Brief -> Give the data again, word for word.
* BEGIN *
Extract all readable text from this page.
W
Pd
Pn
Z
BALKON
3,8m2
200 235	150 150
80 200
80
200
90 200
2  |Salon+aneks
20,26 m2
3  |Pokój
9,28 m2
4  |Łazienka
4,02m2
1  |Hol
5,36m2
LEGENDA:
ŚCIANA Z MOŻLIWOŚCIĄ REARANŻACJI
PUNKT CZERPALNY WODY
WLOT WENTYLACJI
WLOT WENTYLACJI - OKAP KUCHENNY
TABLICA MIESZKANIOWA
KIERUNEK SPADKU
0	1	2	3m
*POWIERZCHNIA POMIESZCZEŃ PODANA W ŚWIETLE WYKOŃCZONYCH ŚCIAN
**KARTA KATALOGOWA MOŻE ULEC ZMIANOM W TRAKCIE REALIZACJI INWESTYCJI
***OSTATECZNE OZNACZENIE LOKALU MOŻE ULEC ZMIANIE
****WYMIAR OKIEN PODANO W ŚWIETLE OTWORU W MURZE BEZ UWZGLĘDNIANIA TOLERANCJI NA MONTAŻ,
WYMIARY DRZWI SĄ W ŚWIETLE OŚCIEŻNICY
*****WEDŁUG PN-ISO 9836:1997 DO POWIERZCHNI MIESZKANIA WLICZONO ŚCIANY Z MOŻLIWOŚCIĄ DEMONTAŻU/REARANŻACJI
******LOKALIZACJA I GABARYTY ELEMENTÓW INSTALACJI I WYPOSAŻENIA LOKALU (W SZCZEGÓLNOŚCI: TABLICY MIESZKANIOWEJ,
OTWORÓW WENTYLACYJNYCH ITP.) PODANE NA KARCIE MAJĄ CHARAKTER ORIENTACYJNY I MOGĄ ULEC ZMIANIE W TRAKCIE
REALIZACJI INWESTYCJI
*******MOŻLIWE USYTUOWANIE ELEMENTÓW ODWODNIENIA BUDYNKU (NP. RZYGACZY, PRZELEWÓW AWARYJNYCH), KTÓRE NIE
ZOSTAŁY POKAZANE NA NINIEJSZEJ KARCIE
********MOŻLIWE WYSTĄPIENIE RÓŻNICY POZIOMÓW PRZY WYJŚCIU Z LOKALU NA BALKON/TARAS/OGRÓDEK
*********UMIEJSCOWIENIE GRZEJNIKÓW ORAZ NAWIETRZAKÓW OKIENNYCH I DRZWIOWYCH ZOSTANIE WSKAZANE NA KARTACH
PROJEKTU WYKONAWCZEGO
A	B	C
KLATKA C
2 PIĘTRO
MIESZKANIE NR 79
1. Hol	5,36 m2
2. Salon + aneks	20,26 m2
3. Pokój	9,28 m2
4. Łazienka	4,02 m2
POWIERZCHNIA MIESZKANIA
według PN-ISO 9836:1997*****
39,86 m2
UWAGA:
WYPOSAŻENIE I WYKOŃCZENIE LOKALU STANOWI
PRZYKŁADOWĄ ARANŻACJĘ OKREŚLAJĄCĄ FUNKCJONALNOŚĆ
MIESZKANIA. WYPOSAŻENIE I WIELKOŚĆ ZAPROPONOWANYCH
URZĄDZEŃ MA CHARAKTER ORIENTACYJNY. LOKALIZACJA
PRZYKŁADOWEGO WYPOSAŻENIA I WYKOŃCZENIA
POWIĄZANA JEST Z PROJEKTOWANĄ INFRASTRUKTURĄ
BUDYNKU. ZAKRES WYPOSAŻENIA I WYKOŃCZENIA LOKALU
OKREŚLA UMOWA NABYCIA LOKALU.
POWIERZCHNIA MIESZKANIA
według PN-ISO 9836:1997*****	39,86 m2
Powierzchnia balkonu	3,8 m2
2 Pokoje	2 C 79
* END *
Solution to the exercise ->
Extract all readable text from this page.
W
Pd
Pn
Z
BALKON
3,8m2
200 235	150 150
80 200
80
200
90 200
2  |Salon+aneks
20,26 m2
3  |Pokój
9,28 m2
4  |Łazienka
4,02m2
1  |Hol
5,36m2
LEGENDA:
ŚCIANA Z MOŻLIWOŚCIĄ REARANŻACJI
PUNKT CZERPALNY WODY
WLOT WENTYLACJI
WLOT WENTYLACJI - OKAP KUCHENNY
TABLICA MIESZKANIOWA
KIERUNEK SPADKU
0	1	2	3m
*POWIERZCHNIA POMIESZCZEŃ PODANA W ŚWIETLE WYKOŃCZONYCH ŚCIAN
**KARTA KATALOGOWA MOŻE ULEC ZMIANOM W TRAKCIE REALIZACJI INWESTYCJI
***OSTATECZNE OZNACZENIE LOKALU MOŻE ULEC ZMIANIE
****WYMIAR OKIEN PODANO W ŚWIETLE OTWORU W MURZE BEZ UWZGLĘDNIANIA TOLERANCJI NA MONTAŻ,
WYMIARY DRZWI SĄ W ŚWIETLE OŚCIEŻNICY
*****WEDŁUG PN-ISO 9836:1997 DO POWIERZCHNI MIESZKANIA WLICZONO ŚCIANY Z MOŻLIWOŚCIĄ DEMONTAŻU/REARANŻACJI
******LOKALIZACJA I GABARYTY ELEMENTÓW INSTALACJI I WYPOSAŻENIA LOKALU (W SZCZEGÓLNOŚCI: TABLICY MIESZKANIOWEJ,
OTWORÓW WENTYLACYJNYCH ITP.) PODANE NA KARCIE MAJĄ CHARAKTER ORIENTACYJNY I MOGĄ ULEC ZMIANIE W TRAKCIE
REALIZACJI INWESTYCJI
*******MOŻLIWE USYTUOWANIE ELEMENTÓW ODWODNIENIA BUDYNKU (NP. RZYGACZY, PRZELEWÓW AWARYJNYCH), KTÓRE NIE
ZOSTAŁY POKAZANE NA NINIEJSZEJ KARCIE
********MOŻLIWE WYSTĄPIENIE RÓŻNICY POZIOMÓW PRZY WYJŚCIU Z LOKALU NA BALKON/TARAS/OGRÓDEK
*********UMIEJSCOWIENIE GRZEJNIKÓW ORAZ NAWIETRZAKÓW OKIENNYCH I DRZWIOWYCH ZOSTANIE WSKAZANE NA KARTACH
PROJEKTU WYKONAWCZEGO
A	B	C
KLATKA C
2 PIĘTRO
MIESZKANIE NR 79
1. Hol	5,36 m2
2. Salon + aneks	20,26 m2
3. Pokój	9,28 m2
4. Łazienka	4,02 m2
POWIERZCHNIA MIESZKANIA
według PN-ISO 9836:1997*****
39,86 m2
UWAGA:
WYPOSAŻENIE I WYKOŃCZENIE LOKALU STANOWI
PRZYKŁADOWĄ ARANŻACJĘ OKREŚLAJĄCĄ FUNKCJONALNOŚĆ
MIESZKANIA. WYPOSAŻENIE I WIELKOŚĆ ZAPROPONOWANYCH
URZĄDZEŃ MA CHARAKTER ORIENTACYJNY. LOKALIZACJA
PRZYKŁADOWEGO WYPOSAŻENIA I WYKOŃCZENIA
POWIĄZANA JEST Z PROJEKTOWANĄ INFRASTRUKTURĄ
BUDYNKU. ZAKRES WYPOSAŻENIA I WYKOŃCZENIA LOKALU
OKREŚLA UMOWA NABYCIA LOKALU.
POWIERZCHNIA MIESZKANIA
według PN-ISO 9836:1997*****	39,86 m2
Powierzchnia balkonu	3,8 m2
2 Pokoje	2 C 79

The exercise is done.